> DIRECTIONS FOR THIS TASK:
Pull out every line in the data that has the string "structured" in it.

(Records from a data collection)
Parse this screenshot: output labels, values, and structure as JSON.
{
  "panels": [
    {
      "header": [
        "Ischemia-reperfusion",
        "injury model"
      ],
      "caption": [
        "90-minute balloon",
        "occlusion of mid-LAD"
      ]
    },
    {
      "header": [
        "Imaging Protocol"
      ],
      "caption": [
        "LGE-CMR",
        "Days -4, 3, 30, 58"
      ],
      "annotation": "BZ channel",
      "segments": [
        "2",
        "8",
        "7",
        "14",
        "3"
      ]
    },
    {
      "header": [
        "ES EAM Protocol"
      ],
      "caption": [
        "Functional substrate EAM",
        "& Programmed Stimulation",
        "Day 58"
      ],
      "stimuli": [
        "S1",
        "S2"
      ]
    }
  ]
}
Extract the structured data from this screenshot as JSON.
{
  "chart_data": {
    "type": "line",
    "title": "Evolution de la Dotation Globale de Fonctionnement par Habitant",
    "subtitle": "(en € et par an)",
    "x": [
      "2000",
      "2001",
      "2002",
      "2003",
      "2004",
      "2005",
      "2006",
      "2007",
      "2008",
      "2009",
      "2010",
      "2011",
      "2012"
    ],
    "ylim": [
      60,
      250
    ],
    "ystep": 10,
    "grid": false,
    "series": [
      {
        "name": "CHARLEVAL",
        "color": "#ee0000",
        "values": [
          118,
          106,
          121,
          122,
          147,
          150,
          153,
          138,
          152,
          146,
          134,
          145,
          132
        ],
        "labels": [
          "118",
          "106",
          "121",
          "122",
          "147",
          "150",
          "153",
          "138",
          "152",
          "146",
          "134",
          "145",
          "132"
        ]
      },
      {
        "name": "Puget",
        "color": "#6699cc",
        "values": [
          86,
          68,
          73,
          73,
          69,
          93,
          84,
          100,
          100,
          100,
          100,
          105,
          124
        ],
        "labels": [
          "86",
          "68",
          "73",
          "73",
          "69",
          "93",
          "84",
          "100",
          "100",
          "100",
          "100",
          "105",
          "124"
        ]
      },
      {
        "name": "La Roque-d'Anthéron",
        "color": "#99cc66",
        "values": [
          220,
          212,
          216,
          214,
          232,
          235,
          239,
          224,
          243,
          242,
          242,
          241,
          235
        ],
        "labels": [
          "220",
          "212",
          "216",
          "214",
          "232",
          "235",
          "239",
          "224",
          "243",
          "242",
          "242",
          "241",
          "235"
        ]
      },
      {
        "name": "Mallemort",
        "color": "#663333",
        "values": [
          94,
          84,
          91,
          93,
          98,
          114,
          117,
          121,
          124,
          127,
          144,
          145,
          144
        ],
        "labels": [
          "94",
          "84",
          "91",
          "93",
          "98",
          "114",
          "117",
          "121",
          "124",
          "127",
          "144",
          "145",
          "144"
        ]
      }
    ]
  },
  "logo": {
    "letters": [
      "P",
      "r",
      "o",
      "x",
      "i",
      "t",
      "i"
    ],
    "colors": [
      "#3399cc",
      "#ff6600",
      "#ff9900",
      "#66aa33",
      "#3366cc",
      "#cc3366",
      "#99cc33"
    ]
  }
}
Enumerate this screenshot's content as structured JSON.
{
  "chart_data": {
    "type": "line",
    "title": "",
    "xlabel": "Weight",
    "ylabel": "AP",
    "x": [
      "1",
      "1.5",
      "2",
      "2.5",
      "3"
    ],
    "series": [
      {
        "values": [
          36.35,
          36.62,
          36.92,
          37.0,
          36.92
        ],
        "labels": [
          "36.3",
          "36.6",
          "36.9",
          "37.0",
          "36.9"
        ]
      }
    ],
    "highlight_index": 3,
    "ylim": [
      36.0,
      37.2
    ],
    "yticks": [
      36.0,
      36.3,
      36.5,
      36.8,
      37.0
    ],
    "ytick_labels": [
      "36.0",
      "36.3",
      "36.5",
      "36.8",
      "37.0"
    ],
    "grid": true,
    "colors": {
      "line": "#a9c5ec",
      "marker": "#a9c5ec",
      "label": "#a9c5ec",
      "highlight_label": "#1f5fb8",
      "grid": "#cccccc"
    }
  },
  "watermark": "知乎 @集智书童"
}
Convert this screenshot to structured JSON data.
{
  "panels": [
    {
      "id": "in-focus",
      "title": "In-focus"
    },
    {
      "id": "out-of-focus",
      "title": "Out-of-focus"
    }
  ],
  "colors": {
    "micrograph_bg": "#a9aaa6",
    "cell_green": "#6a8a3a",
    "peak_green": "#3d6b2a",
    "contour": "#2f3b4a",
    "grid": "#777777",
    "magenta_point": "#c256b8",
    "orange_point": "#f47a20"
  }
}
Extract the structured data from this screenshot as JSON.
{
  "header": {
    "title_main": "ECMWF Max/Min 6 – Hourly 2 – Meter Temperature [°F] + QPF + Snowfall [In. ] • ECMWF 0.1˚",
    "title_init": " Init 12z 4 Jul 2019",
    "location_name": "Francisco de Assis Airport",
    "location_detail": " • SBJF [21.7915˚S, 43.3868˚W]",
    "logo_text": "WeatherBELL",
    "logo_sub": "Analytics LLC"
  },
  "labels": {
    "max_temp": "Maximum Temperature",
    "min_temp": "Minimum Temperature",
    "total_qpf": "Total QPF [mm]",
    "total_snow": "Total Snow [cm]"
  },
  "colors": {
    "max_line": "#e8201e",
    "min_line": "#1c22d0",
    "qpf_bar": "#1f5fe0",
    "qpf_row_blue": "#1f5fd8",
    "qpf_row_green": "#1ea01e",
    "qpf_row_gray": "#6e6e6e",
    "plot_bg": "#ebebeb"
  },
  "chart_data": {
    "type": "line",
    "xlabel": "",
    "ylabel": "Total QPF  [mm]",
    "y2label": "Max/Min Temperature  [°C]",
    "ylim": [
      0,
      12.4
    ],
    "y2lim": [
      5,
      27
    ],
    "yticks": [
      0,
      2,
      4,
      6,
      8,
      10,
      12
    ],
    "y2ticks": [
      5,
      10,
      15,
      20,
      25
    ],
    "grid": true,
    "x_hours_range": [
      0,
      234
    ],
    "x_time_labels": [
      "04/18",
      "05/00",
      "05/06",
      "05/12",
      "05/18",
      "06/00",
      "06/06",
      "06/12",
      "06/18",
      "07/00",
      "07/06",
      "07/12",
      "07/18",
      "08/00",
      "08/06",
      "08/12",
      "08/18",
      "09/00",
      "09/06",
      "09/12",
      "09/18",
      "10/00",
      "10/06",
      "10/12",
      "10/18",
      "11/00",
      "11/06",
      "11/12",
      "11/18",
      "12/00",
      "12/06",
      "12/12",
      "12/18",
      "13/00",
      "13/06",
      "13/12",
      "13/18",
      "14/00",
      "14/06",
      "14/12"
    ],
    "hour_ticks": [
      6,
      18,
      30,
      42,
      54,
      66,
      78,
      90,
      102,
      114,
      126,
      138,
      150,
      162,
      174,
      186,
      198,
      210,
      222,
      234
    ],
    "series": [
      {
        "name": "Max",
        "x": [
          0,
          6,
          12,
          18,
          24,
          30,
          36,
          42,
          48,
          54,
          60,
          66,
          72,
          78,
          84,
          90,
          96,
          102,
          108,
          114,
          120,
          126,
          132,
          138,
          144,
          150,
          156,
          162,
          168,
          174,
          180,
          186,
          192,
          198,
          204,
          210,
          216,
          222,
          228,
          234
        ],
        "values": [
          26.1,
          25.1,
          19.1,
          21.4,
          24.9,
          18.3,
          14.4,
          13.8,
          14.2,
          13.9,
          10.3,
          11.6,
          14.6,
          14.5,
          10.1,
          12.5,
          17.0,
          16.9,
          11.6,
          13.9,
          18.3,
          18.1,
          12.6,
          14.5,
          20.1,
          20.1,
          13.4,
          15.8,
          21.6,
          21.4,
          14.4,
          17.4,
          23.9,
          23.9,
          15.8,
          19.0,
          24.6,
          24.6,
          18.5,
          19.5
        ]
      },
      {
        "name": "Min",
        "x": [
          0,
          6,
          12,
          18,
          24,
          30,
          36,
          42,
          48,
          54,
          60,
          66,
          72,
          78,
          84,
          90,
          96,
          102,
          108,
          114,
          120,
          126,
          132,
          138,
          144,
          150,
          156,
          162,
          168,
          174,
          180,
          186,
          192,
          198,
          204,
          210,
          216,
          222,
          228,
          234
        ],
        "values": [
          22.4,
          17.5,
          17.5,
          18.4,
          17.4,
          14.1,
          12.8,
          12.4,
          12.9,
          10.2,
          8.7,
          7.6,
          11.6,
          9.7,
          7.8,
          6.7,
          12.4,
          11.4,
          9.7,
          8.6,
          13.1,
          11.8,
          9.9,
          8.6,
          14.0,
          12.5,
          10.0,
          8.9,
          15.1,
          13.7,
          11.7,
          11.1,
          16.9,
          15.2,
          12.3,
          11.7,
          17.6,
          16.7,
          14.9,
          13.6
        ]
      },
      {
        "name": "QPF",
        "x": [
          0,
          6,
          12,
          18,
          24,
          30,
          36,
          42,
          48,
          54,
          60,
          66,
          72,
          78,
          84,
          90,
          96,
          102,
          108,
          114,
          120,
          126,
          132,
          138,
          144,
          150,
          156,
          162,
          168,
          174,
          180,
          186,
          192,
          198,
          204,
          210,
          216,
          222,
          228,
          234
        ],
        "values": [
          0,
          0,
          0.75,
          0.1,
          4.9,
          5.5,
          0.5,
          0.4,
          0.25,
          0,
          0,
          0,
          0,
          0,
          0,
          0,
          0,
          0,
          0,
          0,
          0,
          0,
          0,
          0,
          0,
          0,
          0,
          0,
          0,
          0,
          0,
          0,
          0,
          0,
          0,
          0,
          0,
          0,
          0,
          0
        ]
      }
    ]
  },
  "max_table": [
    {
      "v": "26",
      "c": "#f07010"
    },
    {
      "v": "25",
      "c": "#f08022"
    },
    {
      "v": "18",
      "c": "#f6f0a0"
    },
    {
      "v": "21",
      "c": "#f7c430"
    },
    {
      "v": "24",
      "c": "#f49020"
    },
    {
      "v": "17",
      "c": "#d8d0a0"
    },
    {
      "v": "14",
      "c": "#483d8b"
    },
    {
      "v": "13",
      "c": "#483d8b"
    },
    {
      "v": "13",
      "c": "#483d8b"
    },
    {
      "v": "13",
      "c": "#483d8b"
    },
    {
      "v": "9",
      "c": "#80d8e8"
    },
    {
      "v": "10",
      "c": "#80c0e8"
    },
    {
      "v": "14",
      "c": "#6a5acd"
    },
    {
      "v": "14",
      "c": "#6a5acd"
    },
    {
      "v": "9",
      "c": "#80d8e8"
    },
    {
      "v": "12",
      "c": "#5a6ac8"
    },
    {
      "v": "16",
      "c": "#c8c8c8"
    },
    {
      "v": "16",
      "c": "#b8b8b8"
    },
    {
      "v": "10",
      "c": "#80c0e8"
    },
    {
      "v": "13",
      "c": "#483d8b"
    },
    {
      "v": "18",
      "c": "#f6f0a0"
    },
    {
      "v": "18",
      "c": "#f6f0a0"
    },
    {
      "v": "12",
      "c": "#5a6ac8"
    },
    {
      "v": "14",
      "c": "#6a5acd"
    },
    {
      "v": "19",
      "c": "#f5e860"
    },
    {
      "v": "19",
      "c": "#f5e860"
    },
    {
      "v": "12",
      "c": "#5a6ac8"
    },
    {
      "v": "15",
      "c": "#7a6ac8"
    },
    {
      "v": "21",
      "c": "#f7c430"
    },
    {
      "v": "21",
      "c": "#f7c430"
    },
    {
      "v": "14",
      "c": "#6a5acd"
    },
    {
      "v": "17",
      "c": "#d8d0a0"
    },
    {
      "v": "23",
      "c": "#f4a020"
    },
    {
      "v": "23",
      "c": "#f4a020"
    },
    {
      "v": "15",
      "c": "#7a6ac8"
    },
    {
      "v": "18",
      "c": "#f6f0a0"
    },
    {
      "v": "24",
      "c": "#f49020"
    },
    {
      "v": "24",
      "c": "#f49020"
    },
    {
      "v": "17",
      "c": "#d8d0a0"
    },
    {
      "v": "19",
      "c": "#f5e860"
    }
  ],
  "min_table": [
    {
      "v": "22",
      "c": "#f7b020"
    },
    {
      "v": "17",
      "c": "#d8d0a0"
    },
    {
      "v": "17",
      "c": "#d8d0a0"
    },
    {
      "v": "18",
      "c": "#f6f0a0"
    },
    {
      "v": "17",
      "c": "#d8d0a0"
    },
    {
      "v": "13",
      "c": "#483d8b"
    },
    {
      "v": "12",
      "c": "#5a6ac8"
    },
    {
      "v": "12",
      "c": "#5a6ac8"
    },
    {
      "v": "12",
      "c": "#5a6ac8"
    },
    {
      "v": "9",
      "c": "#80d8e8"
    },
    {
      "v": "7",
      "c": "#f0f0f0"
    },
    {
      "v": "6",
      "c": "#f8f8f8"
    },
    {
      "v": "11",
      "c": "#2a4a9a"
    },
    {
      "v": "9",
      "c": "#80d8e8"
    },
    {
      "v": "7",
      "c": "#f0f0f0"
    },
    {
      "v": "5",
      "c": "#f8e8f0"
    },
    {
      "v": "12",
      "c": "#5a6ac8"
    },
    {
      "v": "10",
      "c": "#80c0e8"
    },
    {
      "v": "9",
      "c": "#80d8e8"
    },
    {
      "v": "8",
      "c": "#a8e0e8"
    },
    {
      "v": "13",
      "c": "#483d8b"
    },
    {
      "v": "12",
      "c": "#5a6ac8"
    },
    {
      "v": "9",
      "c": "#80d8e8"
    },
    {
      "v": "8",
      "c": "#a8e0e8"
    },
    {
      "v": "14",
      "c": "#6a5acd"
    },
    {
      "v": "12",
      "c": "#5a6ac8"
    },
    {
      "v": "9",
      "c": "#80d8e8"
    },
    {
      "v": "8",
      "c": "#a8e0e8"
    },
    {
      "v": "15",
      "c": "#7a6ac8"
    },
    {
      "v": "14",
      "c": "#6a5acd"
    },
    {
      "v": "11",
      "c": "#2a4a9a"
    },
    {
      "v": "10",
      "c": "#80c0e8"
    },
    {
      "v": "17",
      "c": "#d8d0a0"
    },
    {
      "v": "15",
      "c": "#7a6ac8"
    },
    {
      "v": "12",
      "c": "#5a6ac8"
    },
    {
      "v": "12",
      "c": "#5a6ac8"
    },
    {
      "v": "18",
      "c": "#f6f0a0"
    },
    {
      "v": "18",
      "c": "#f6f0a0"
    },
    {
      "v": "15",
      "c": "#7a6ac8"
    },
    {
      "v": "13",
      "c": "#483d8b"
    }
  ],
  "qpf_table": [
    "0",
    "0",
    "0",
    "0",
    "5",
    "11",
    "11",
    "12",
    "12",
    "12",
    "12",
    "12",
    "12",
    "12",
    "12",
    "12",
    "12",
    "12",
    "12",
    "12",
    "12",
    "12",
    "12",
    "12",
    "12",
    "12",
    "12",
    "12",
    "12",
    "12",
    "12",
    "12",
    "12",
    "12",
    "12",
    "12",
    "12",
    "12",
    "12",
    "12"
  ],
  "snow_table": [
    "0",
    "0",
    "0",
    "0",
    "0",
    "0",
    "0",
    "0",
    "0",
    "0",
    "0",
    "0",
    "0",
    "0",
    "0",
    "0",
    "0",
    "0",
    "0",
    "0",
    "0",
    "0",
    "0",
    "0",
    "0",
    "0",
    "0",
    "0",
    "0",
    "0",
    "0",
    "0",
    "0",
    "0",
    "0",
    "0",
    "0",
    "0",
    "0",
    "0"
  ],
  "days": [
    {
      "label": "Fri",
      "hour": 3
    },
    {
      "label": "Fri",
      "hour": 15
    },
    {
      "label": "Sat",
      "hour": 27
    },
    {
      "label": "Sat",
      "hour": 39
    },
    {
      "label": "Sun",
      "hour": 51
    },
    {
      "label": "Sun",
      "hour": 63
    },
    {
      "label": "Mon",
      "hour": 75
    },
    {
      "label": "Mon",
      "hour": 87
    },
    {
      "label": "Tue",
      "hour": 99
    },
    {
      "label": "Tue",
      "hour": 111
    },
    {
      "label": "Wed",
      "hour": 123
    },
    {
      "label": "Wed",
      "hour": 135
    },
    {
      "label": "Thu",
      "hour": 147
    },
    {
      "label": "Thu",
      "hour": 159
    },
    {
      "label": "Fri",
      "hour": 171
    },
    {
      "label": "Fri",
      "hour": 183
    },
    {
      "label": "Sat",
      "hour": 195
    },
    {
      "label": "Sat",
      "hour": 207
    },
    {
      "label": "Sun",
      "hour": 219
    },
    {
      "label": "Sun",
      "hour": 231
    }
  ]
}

> WORKED ANSWER:
Extract the structured data from this screenshot as JSON.
Enumerate this screenshot's content as structured JSON.
Convert this screenshot to structured JSON data.
Extract the structured data from this screenshot as JSON.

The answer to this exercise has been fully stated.